Required work →
Search the data below for the word "Size" and copy each line that holds it.

Data entries for graphics →
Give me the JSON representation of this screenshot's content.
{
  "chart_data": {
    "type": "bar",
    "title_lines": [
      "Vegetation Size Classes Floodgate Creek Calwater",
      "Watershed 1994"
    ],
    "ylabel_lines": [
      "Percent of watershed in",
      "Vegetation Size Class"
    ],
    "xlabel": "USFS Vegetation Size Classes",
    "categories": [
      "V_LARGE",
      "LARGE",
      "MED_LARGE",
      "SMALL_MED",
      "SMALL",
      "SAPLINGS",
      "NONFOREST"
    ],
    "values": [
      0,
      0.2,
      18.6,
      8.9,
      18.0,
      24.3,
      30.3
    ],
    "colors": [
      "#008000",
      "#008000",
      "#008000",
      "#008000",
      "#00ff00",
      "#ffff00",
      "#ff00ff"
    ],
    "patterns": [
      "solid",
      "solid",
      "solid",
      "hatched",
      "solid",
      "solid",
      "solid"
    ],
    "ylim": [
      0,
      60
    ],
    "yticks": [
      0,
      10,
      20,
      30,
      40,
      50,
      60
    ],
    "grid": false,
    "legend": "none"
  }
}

Response below →
      "Vegetation Size Classes Floodgate Creek Calwater",
      "Vegetation Size Class"
    "xlabel": "USFS Vegetation Size Classes",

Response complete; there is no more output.